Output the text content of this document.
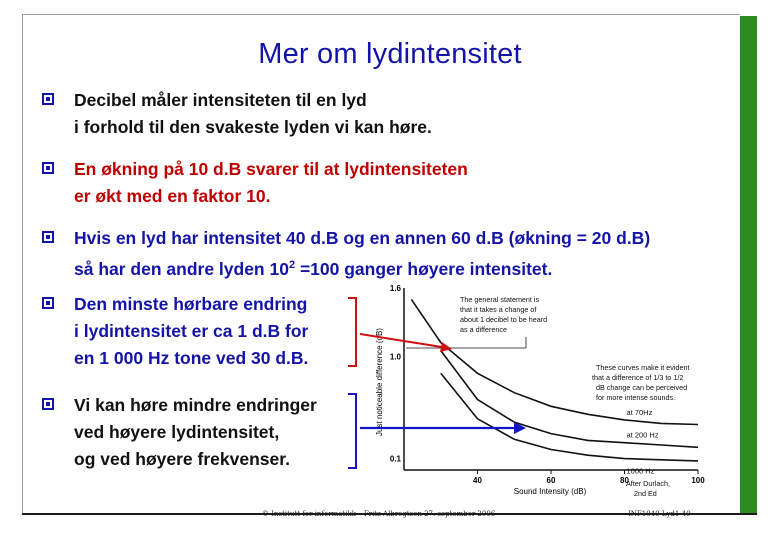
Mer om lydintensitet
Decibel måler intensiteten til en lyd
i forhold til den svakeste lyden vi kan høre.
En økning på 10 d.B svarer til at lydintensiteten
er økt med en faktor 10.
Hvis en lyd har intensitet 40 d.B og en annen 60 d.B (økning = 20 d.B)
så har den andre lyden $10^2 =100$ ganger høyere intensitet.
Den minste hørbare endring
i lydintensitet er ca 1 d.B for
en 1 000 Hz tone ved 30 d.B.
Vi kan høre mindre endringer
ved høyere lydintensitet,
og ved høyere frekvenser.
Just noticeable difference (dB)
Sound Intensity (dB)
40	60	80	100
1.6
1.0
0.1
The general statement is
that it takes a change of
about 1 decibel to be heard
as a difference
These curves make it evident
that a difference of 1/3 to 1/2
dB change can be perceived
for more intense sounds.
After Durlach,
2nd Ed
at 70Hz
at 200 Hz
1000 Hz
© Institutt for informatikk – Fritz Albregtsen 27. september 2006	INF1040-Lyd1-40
══════
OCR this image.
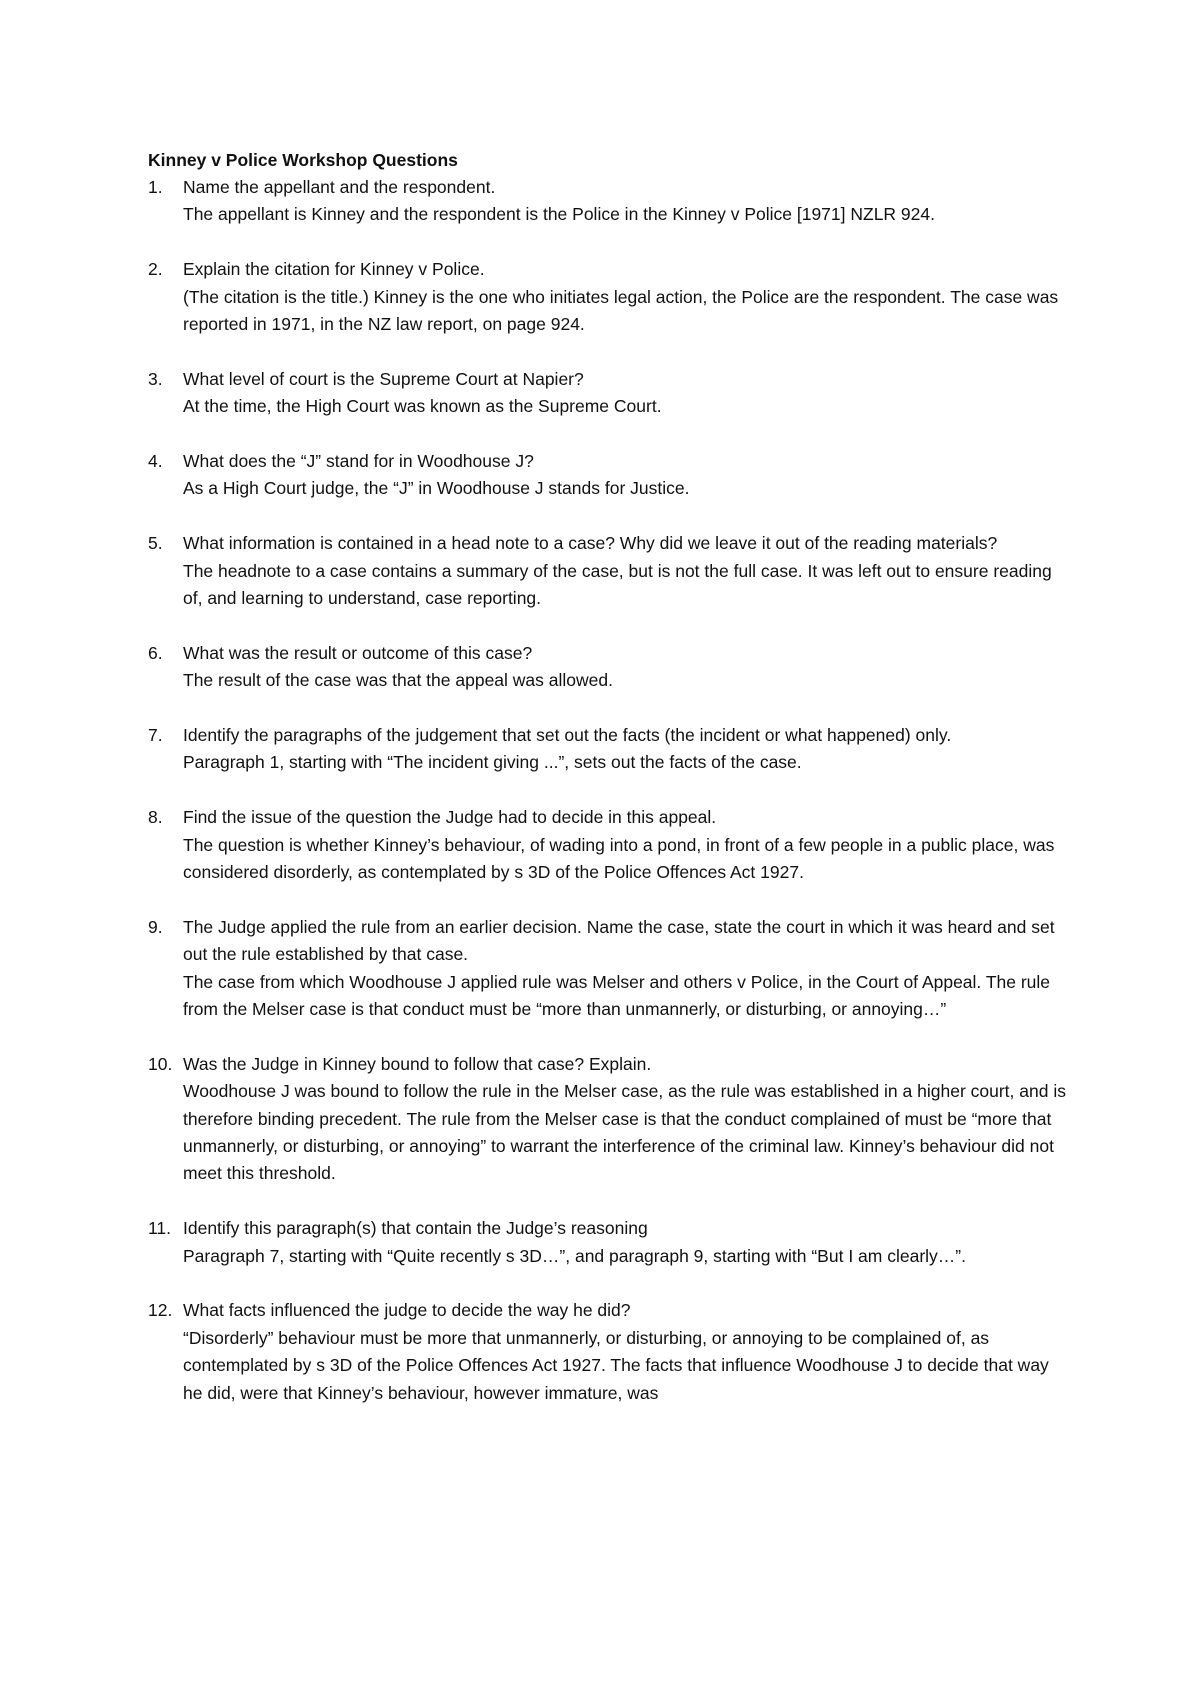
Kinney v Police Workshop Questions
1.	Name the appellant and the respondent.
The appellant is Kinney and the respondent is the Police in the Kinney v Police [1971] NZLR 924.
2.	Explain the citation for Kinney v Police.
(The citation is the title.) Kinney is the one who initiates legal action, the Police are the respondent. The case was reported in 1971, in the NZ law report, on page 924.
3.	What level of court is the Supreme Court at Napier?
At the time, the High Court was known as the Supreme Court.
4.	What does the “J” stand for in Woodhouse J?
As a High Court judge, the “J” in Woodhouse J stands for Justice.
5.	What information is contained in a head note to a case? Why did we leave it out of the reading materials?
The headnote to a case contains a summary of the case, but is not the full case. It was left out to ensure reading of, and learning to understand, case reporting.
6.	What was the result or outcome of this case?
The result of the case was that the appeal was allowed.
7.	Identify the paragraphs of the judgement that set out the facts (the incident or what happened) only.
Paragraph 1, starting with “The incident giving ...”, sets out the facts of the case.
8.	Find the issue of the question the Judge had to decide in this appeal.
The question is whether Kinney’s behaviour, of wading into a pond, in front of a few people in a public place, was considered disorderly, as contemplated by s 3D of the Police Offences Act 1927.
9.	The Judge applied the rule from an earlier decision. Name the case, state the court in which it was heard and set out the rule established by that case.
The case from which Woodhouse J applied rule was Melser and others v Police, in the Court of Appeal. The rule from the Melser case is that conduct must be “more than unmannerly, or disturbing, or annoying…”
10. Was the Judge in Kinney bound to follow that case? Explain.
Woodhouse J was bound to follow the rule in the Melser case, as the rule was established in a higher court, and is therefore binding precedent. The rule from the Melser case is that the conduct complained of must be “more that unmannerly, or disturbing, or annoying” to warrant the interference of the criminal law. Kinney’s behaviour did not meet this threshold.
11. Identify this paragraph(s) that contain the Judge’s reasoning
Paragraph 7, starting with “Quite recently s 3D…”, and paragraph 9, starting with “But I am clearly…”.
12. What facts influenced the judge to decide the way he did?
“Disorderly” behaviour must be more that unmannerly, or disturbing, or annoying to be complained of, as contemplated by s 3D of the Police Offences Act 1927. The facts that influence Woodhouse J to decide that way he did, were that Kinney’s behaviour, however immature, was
══════
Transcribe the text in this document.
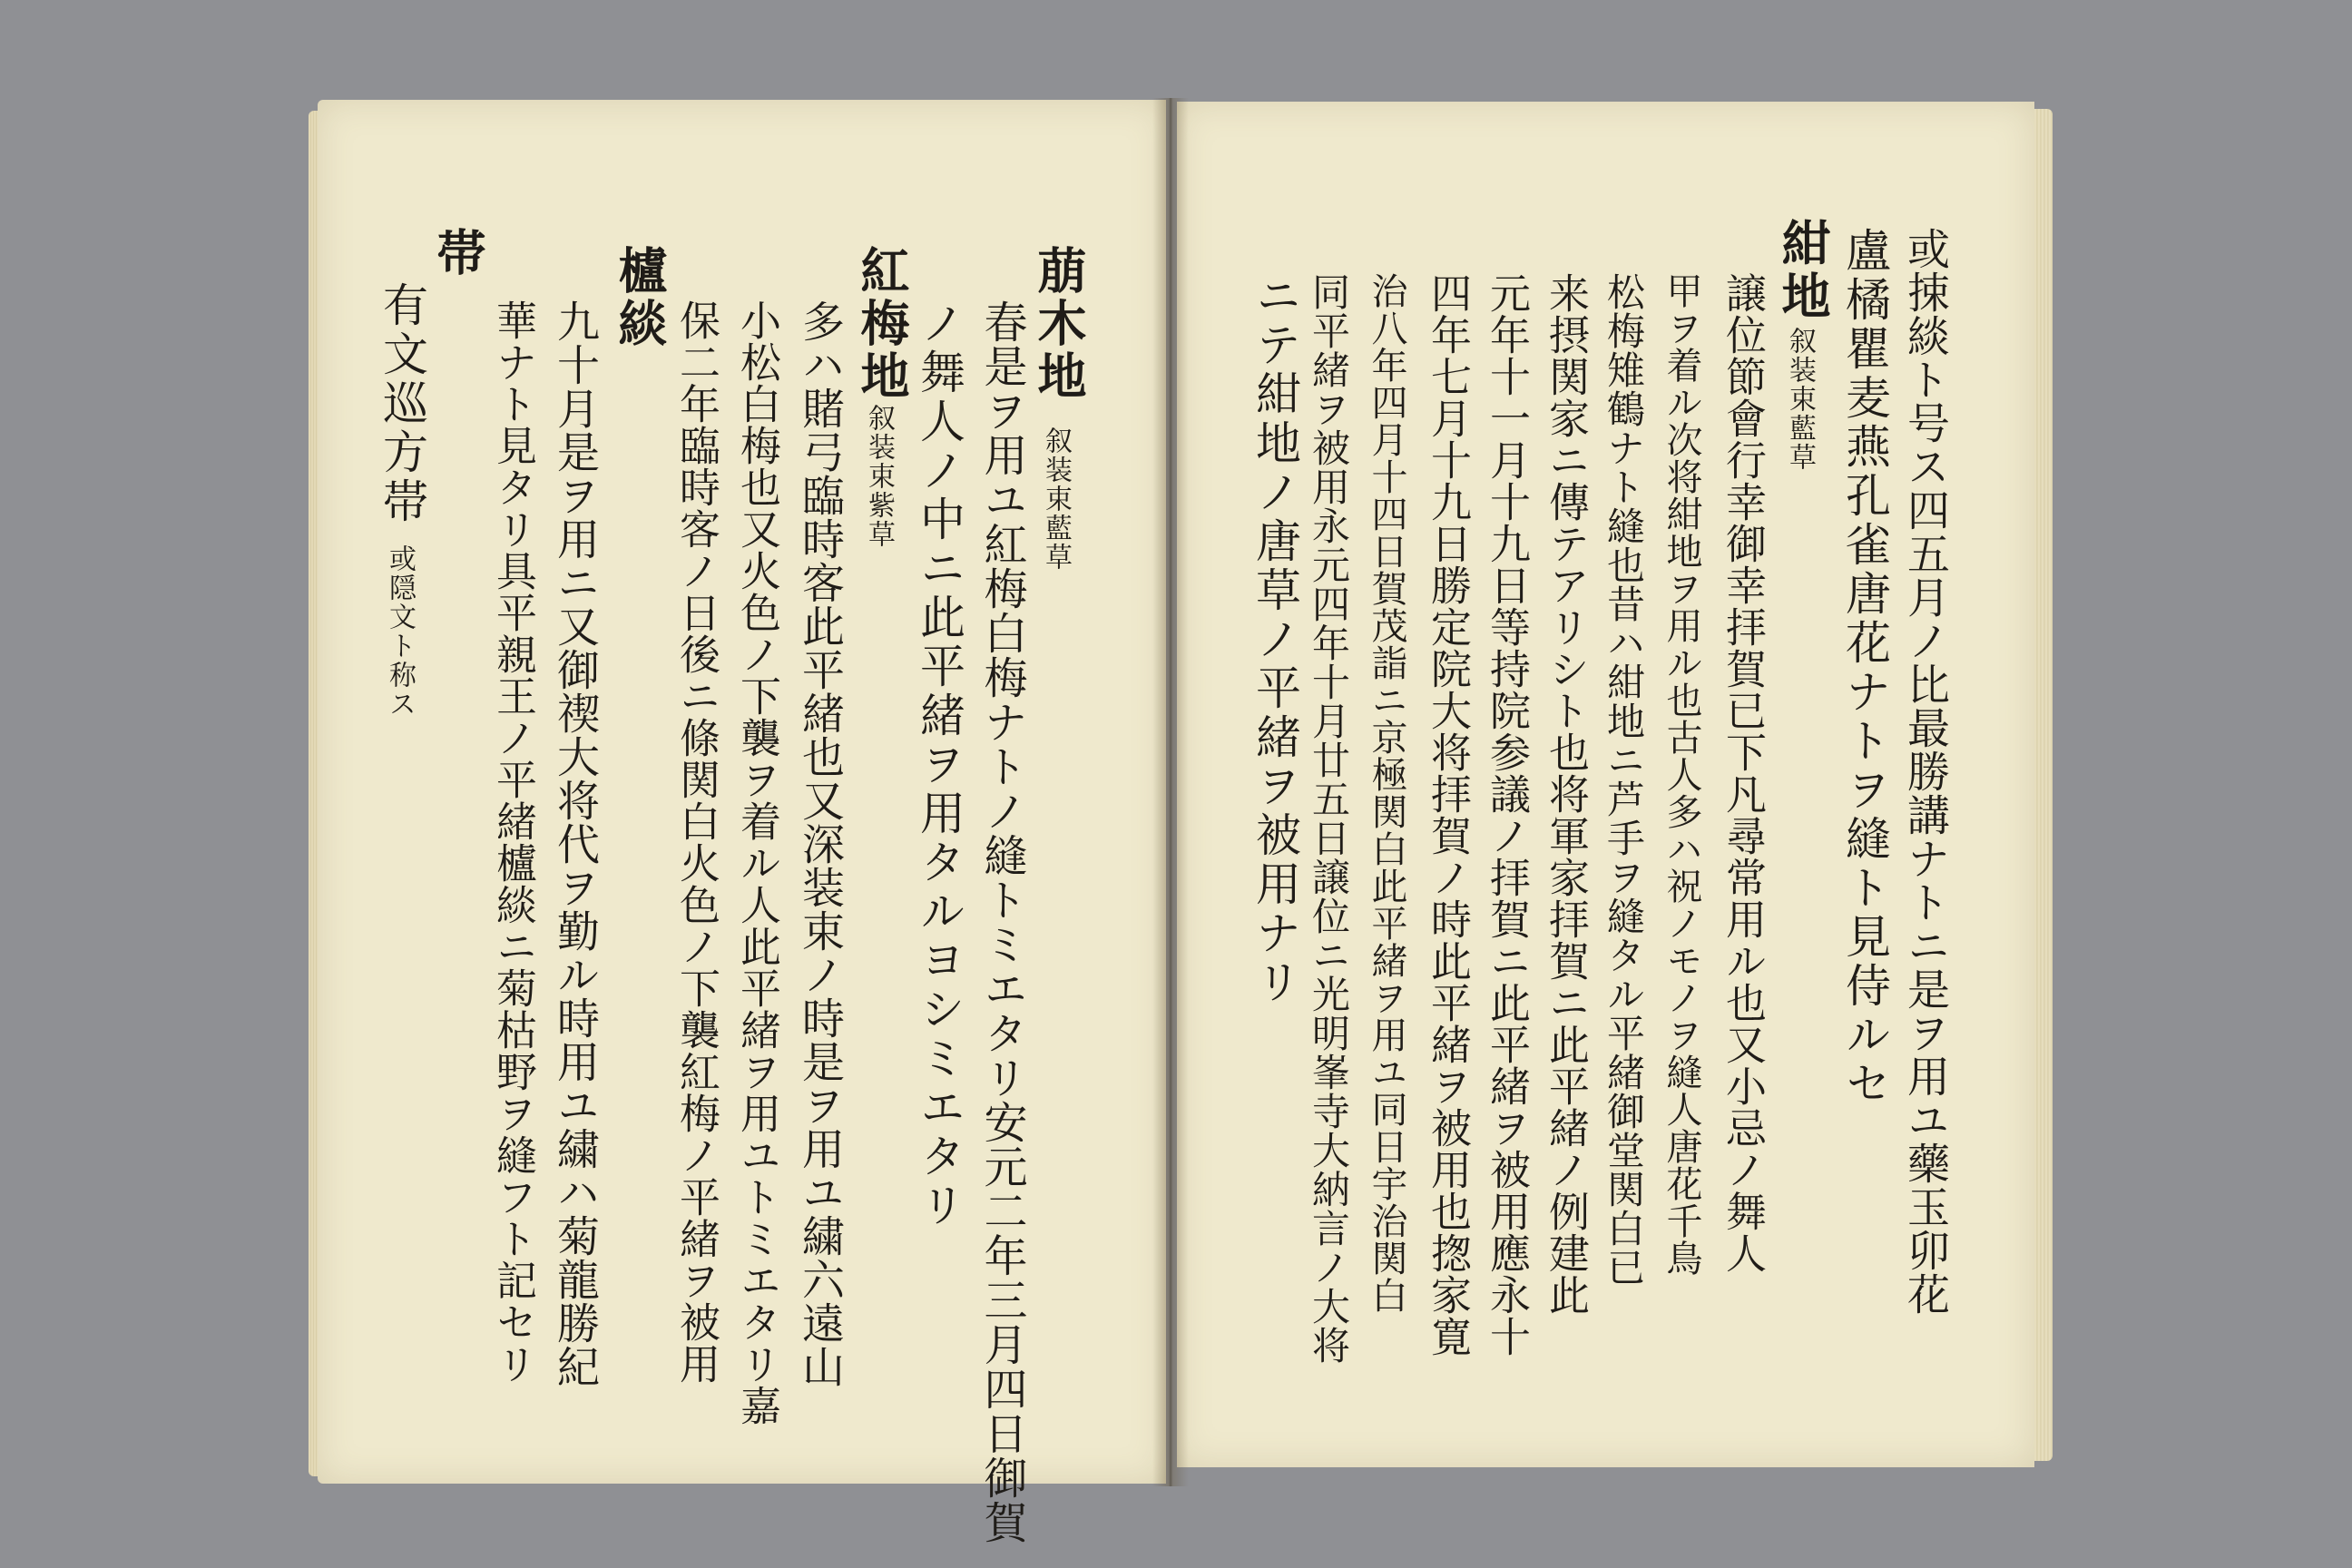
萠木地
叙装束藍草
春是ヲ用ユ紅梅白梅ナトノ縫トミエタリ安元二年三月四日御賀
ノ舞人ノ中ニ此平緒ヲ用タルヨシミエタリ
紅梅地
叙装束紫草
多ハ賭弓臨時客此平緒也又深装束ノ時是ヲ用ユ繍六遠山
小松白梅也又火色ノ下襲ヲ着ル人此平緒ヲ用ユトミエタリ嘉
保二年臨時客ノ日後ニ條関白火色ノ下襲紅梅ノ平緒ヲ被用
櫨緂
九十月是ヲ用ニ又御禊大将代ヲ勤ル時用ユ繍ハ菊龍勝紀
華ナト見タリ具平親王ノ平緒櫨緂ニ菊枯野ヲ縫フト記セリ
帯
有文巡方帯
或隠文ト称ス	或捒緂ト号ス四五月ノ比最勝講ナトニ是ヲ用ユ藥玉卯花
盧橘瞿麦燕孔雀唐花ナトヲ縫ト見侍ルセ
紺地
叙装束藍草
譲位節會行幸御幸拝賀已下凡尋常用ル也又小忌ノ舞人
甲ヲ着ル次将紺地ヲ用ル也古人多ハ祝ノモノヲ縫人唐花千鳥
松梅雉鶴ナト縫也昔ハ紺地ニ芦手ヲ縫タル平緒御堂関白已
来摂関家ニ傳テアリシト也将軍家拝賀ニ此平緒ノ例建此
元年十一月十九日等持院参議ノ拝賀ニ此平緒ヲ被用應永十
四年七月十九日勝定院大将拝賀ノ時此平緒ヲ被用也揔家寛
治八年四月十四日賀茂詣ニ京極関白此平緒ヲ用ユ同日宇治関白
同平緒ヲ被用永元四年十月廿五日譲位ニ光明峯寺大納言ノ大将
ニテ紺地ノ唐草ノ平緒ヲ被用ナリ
══════
Copy all lines from the entries that contain the word "facts".

7.	Identify the paragraphs of the judgement that set out the facts (the incident or what happened) only.
Paragraph 1, starting with “The incident giving ...”, sets out the facts of the case.
12. What facts influenced the judge to decide the way he did?
“Disorderly” behaviour must be more that unmannerly, or disturbing, or annoying to be complained of, as contemplated by s 3D of the Police Offences Act 1927. The facts that influence Woodhouse J to decide that way he did, were that Kinney’s behaviour, however immature, was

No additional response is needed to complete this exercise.